▶ [Çözülecek Problemler]
1) Osmanlı saray entrikalarıyla ilgili metinden "Osmanlı Devletinin özellikle" ile "olarak başa çıkamamıştı." arasındaki bölümü, bu ifadeler de dahil olmak üzere, hiçbir değişiklik yapmadan tekrarlayın.
2) Osmanlı saray entrikalarıyla ilgili metni iki cümleyle özetleyin.
3) Osmanlı saray entrikalarıyla ilgili metindeki "Bu entrikacılar saraya ve devlet kurumlarına sızmış yabancı misyonların casusları veya para karşılığında devlet işlerini sabote eden içteki hainlerdi." cümlesini İngilizceye çevirin.

▶ [Belge]
┌────────

Osmanlı Devletinin özellikle son dönemlerinde hanedanın yaşadığı saraylarda, askeri okullar ve kışlalarda, devlet kurumlarının birçoğunda müthiş entrikalar çevrilirdi. Bu entrikaların gerek hanedan ve gerekse devlet erkânı üzerinde psikolojik olumsuz etkileri olur, moraller bozulur ve plan ve programlar ya yeniden gözden geçirilir ya da ertelenirdi. Bu entrikacılar saraya ve devlet kurumlarına sızmış yabancı misyonların casusları veya para karşılığında devlet işlerini sabote eden içteki hainlerdi. Sultan II.Abdühamid Han çok mükemmel bir istihbarat teşkilatı kurmasına rağmen bunlarla tam olarak başa çıkamamıştı.

└────────

Öğe ve koordinat kayıtları:

┌────────

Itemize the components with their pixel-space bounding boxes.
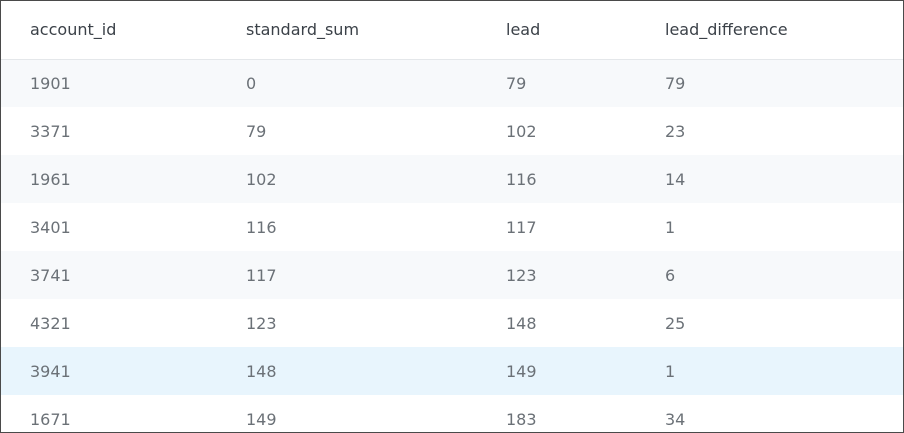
column-header-standard-sum[interactable]: standard_sum [217, 1, 477, 60]
table-row-highlighted[interactable]: 3941 148 149 1 [1, 347, 903, 395]
cell-lead-difference: 1 [665, 361, 676, 381]
cell-lead-difference: 14 [665, 169, 686, 189]
cell-standard-sum: 123 [246, 313, 277, 333]
cell-lead: 79 [506, 73, 527, 93]
table-row[interactable]: 1901 0 79 79 [1, 59, 903, 107]
cell-account-id: 1901 [30, 73, 71, 93]
table-body: 1901 0 79 79 3371 79 102 23 1961 102 116… [1, 59, 903, 432]
cell-lead: 183 [506, 409, 537, 429]
cell-account-id: 4321 [30, 313, 71, 333]
cell-lead-difference: 6 [665, 265, 676, 285]
cell-lead: 149 [506, 361, 537, 381]
table-row[interactable]: 1961 102 116 14 [1, 155, 903, 203]
cell-lead: 117 [506, 217, 537, 237]
cell-account-id: 3941 [30, 361, 71, 381]
column-header-lead[interactable]: lead [477, 1, 636, 60]
cell-standard-sum: 117 [246, 265, 277, 285]
cell-standard-sum: 116 [246, 217, 277, 237]
table-row[interactable]: 3371 79 102 23 [1, 107, 903, 155]
cell-lead: 123 [506, 265, 537, 285]
table-row[interactable]: 3401 116 117 1 [1, 203, 903, 251]
cell-standard-sum: 102 [246, 169, 277, 189]
cell-lead-difference: 25 [665, 313, 686, 333]
table-row[interactable]: 1671 149 183 34 [1, 395, 903, 432]
cell-account-id: 1671 [30, 409, 71, 429]
cell-account-id: 3401 [30, 217, 71, 237]
cell-standard-sum: 0 [246, 73, 257, 93]
column-header-account-id[interactable]: account_id [1, 1, 217, 60]
cell-account-id: 3741 [30, 265, 71, 285]
cell-lead: 148 [506, 313, 537, 333]
cell-lead-difference: 34 [665, 409, 686, 429]
table-row[interactable]: 4321 123 148 25 [1, 299, 903, 347]
cell-standard-sum: 79 [246, 121, 267, 141]
cell-standard-sum: 148 [246, 361, 277, 381]
column-header-lead-difference[interactable]: lead_difference [636, 1, 903, 60]
cell-account-id: 3371 [30, 121, 71, 141]
cell-lead-difference: 79 [665, 73, 686, 93]
table-header: account_id standard_sum lead lead_differ… [1, 1, 903, 60]
cell-lead: 102 [506, 121, 537, 141]
cell-lead-difference: 23 [665, 121, 686, 141]
cell-lead-difference: 1 [665, 217, 676, 237]
cell-lead: 116 [506, 169, 537, 189]
header-row: account_id standard_sum lead lead_differ… [1, 1, 903, 60]
table-row[interactable]: 3741 117 123 6 [1, 251, 903, 299]
cell-standard-sum: 149 [246, 409, 277, 429]
cell-account-id: 1961 [30, 169, 71, 189]
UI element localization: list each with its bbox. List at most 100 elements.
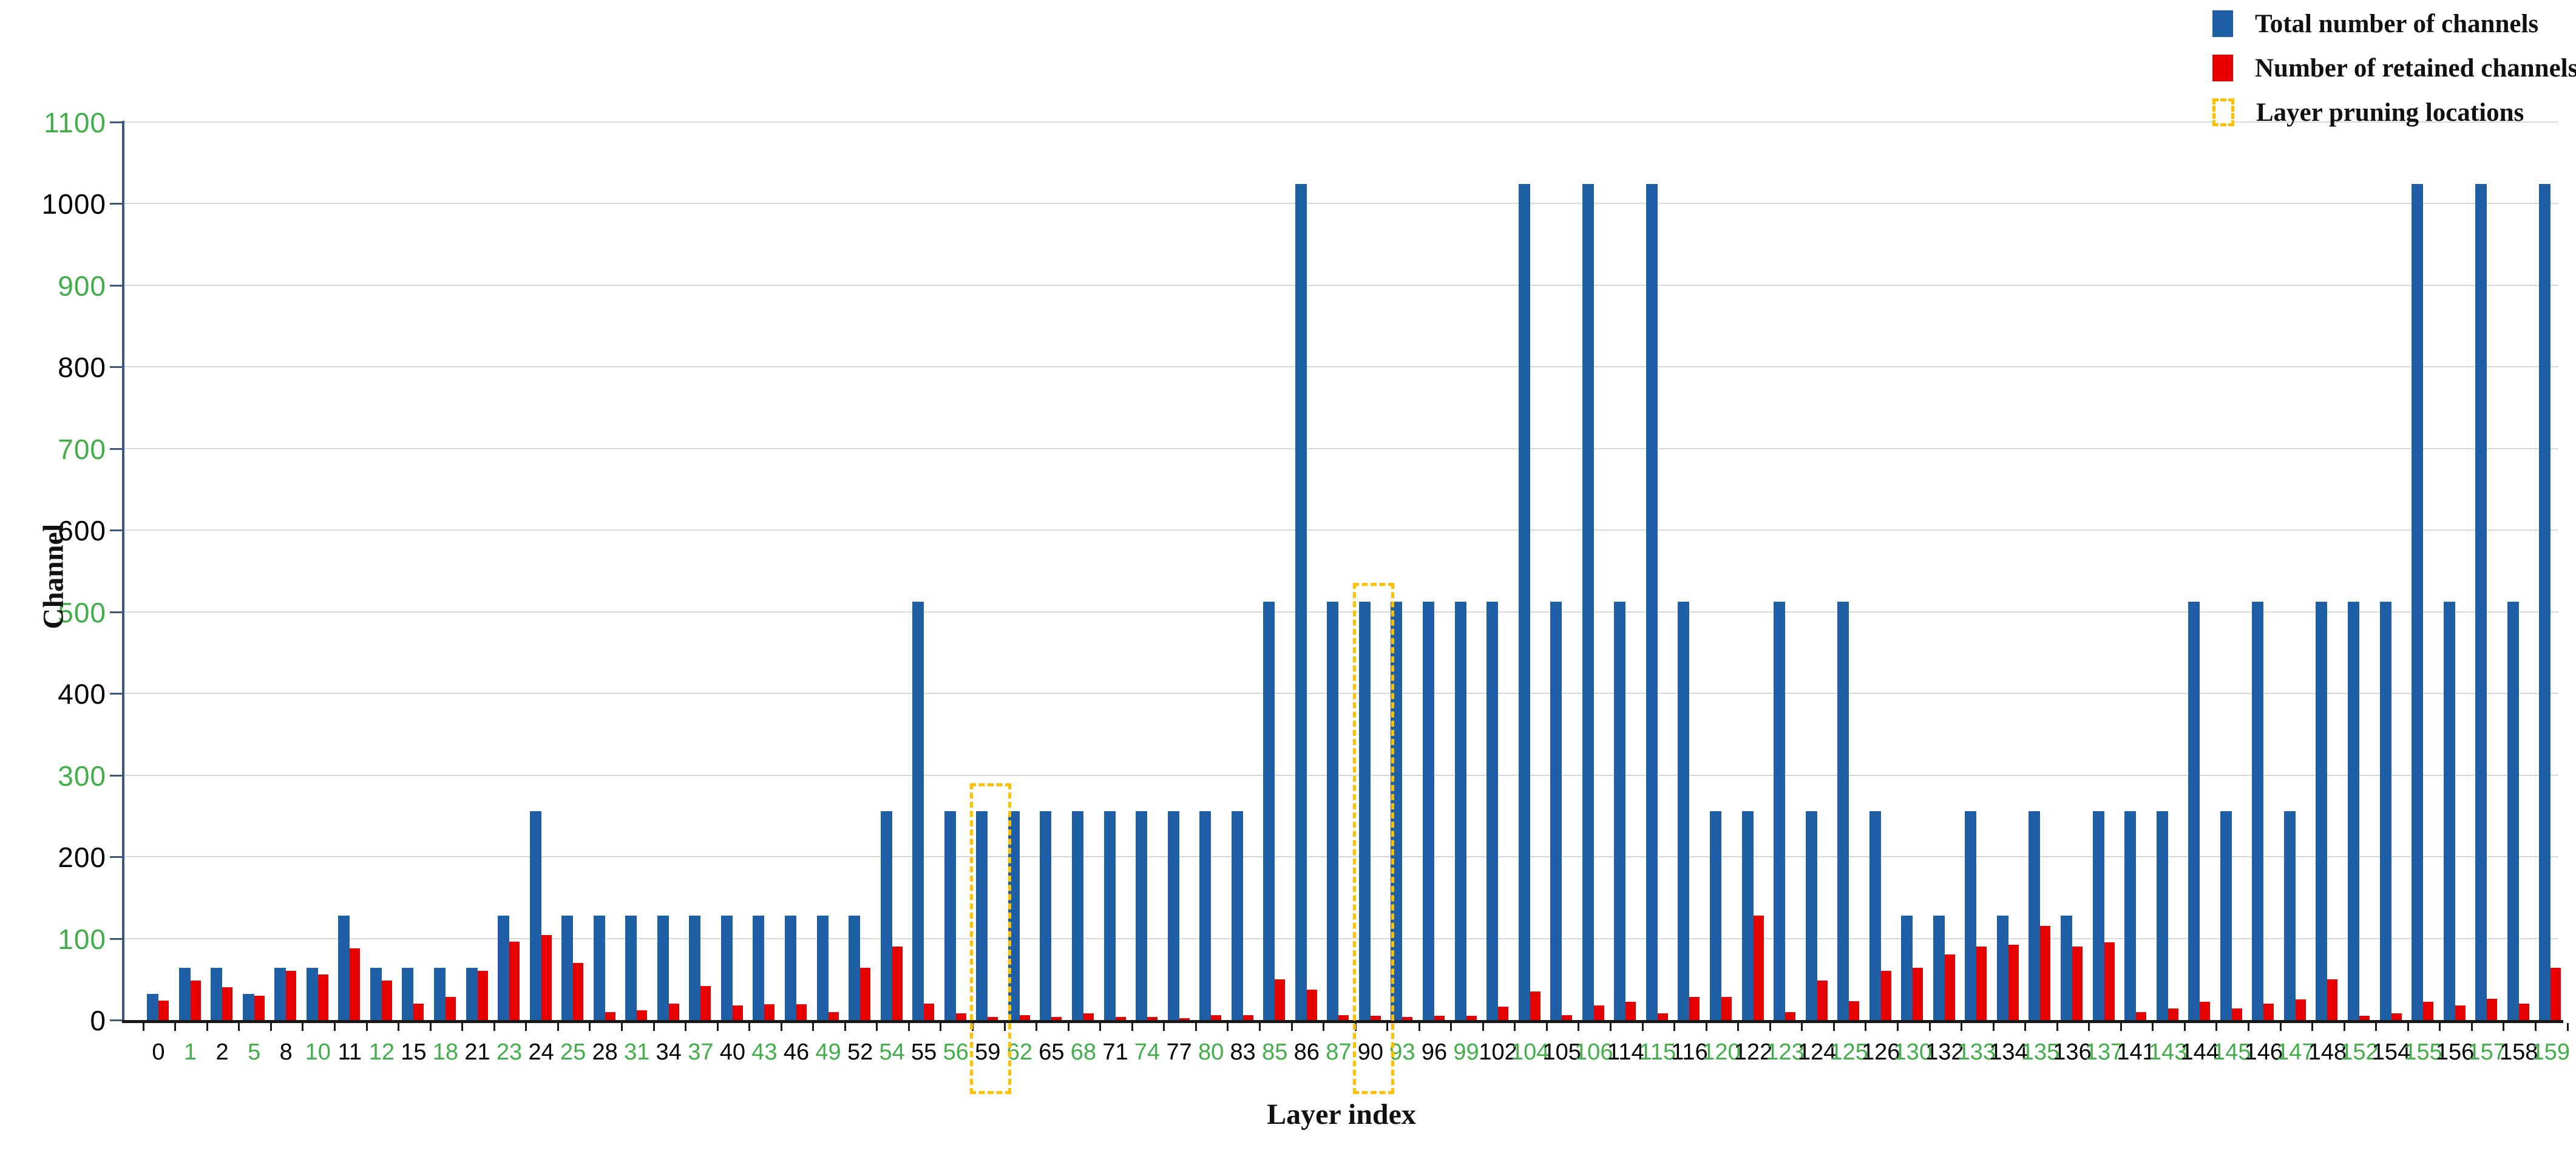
bar-total-channels xyxy=(1071,811,1083,1020)
y-tick-mark xyxy=(110,366,124,368)
bar-retained-channels xyxy=(1051,1016,1062,1020)
bar-total-channels xyxy=(2507,602,2519,1020)
x-axis-tick-mark xyxy=(1992,1023,1995,1031)
x-axis-tick-mark xyxy=(2024,1023,2027,1031)
y-tick-label: 700 xyxy=(58,433,106,465)
bar-retained-channels xyxy=(1179,1018,1190,1020)
y-tick-label: 1000 xyxy=(41,188,106,220)
gridline xyxy=(124,529,2558,531)
bar-retained-channels xyxy=(477,971,488,1020)
x-axis-tick-mark xyxy=(1801,1023,1803,1031)
y-tick-label: 900 xyxy=(58,270,106,302)
bar-total-channels xyxy=(816,915,829,1020)
x-tick-label: 12 xyxy=(368,1039,395,1065)
x-tick-label: 126 xyxy=(1861,1039,1900,1065)
bar-retained-channels xyxy=(381,981,392,1020)
bar-retained-channels xyxy=(700,985,711,1020)
x-tick-label: 10 xyxy=(305,1039,331,1065)
y-tick-mark xyxy=(110,937,124,940)
bar-total-channels xyxy=(1327,602,1339,1020)
bar-retained-channels xyxy=(317,974,328,1020)
x-tick-label: 106 xyxy=(1574,1039,1613,1065)
bar-total-channels xyxy=(657,915,669,1020)
bar-retained-channels xyxy=(1498,1007,1509,1020)
bar-retained-channels xyxy=(509,941,520,1020)
x-tick-label: 49 xyxy=(815,1039,841,1065)
x-tick-label: 85 xyxy=(1262,1039,1288,1065)
x-tick-label: 114 xyxy=(1607,1039,1644,1065)
x-tick-label: 122 xyxy=(1734,1039,1773,1065)
x-tick-label: 86 xyxy=(1293,1039,1320,1065)
legend-label: Number of retained channels xyxy=(2255,53,2576,83)
x-axis-tick-mark xyxy=(1514,1023,1516,1031)
x-tick-label: 77 xyxy=(1166,1039,1192,1065)
bar-total-channels xyxy=(498,915,510,1020)
x-tick-label: 46 xyxy=(783,1039,810,1065)
bar-total-channels xyxy=(1040,811,1052,1020)
bar-retained-channels xyxy=(158,1000,169,1020)
bar-total-channels xyxy=(2283,811,2296,1020)
x-axis-tick-mark xyxy=(2566,1023,2569,1031)
x-axis-tick-mark xyxy=(1195,1023,1197,1031)
x-tick-label: 2 xyxy=(215,1039,229,1065)
y-axis-title: Channel xyxy=(37,523,70,630)
bar-total-channels xyxy=(1103,811,1116,1020)
y-tick-mark xyxy=(110,121,124,123)
x-axis-tick-mark xyxy=(461,1023,464,1031)
x-axis-tick-mark xyxy=(365,1023,368,1031)
total-channels-swatch-icon xyxy=(2212,10,2233,37)
bar-total-channels xyxy=(1996,915,2008,1020)
x-axis-tick-mark xyxy=(2375,1023,2378,1031)
bar-retained-channels xyxy=(1147,1016,1158,1020)
bar-total-channels xyxy=(1869,811,1881,1020)
x-axis-tick-mark xyxy=(1290,1023,1293,1031)
bar-retained-channels xyxy=(860,967,871,1020)
bar-retained-channels xyxy=(1721,997,1732,1020)
bar-total-channels xyxy=(2316,602,2328,1020)
x-tick-label: 120 xyxy=(1702,1039,1741,1065)
x-tick-label: 147 xyxy=(2276,1039,2315,1065)
y-tick-label: 600 xyxy=(58,515,106,546)
bar-retained-channels xyxy=(1849,1001,1860,1020)
x-tick-label: 34 xyxy=(656,1039,682,1065)
x-axis-tick-mark xyxy=(1641,1023,1644,1031)
x-tick-label: 124 xyxy=(1797,1039,1837,1065)
bar-retained-channels xyxy=(1434,1016,1445,1020)
bar-retained-channels xyxy=(1657,1013,1668,1020)
x-tick-label: 146 xyxy=(2244,1039,2283,1065)
bar-total-channels xyxy=(1614,602,1626,1020)
x-tick-label: 99 xyxy=(1453,1039,1479,1065)
bar-retained-channels xyxy=(1402,1016,1413,1020)
bar-retained-channels xyxy=(637,1010,648,1020)
bar-retained-channels xyxy=(1338,1015,1349,1020)
gridline xyxy=(124,856,2558,857)
bar-retained-channels xyxy=(1530,991,1541,1020)
x-axis-tick-mark xyxy=(1323,1023,1325,1031)
x-tick-label: 28 xyxy=(592,1039,618,1065)
legend-label: Layer pruning locations xyxy=(2256,98,2524,127)
x-tick-label: 104 xyxy=(1510,1039,1550,1065)
bar-retained-channels xyxy=(2391,1013,2402,1020)
bar-retained-channels xyxy=(1019,1015,1030,1020)
x-axis-tick-mark xyxy=(238,1023,240,1031)
bar-retained-channels xyxy=(2487,999,2498,1020)
bar-retained-channels xyxy=(605,1012,615,1020)
x-axis-tick-mark xyxy=(2215,1023,2218,1031)
y-tick-label: 300 xyxy=(58,760,106,792)
x-tick-label: 132 xyxy=(1925,1039,1964,1065)
x-axis-tick-mark xyxy=(1737,1023,1740,1031)
bar-retained-channels xyxy=(445,997,456,1020)
x-tick-label: 123 xyxy=(1766,1039,1805,1065)
legend-item-pruning: Layer pruning locations xyxy=(2212,97,2524,128)
x-axis-tick-mark xyxy=(685,1023,687,1031)
bar-retained-channels xyxy=(796,1004,807,1020)
y-tick-mark xyxy=(110,1019,124,1021)
bar-total-channels xyxy=(1965,811,1977,1020)
bar-total-channels xyxy=(1423,602,1434,1020)
x-axis-tick-mark xyxy=(2470,1023,2473,1031)
bar-total-channels xyxy=(2029,811,2041,1020)
x-tick-label: 31 xyxy=(624,1039,650,1065)
x-axis-tick-mark xyxy=(2279,1023,2282,1031)
x-axis-tick-mark xyxy=(1035,1023,1038,1031)
x-tick-label: 71 xyxy=(1102,1039,1128,1065)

└────────

▶ [Beklenen Sonuçlar]
1)
Osmanlı Devletinin özellikle son dönemlerinde hanedanın yaşadığı saraylarda, askeri okullar ve kışlalarda, devlet kurumlarının birçoğunda müthiş entrikalar çevrilirdi. Bu entrikaların gerek hanedan ve gerekse devlet erkânı üzerinde psikolojik olumsuz etkileri olur, moraller bozulur ve plan ve programlar ya yeniden gözden geçirilir ya da ertelenirdi. Bu entrikacılar saraya ve devlet kurumlarına sızmış yabancı misyonların casusları veya para karşılığında devlet işlerini sabote eden içteki hainlerdi. Sultan II.Abdühamid Han çok mükemmel bir istihbarat teşkilatı kurmasına rağmen bunlarla tam olarak başa çıkamamıştı.

2) Osmanlı Devleti'nin özellikle son dönemlerinde saraylarda, askeri okullarda, kışlalarda ve birçok devlet kurumunda, yabancı misyonların casusları ya da para karşılığında devlet işlerini sabote eden içteki hainler tarafından büyük entrikalar çevrilirdi. Bu entrikalar hanedan ve devlet erkânı üzerinde psikolojik olarak olumsuz etki yapar, moralleri bozar ve planların yeniden gözden geçirilmesine ya da ertelenmesine yol açardı; çok mükemmel bir istihbarat teşkilatı kurulmasına rağmen bunlarla tam olarak başa çıkılamamıştı.

3) These schemers were spies of foreign missions who had infiltrated the palace and state institutions, or traitors within who sabotaged state affairs in return for money.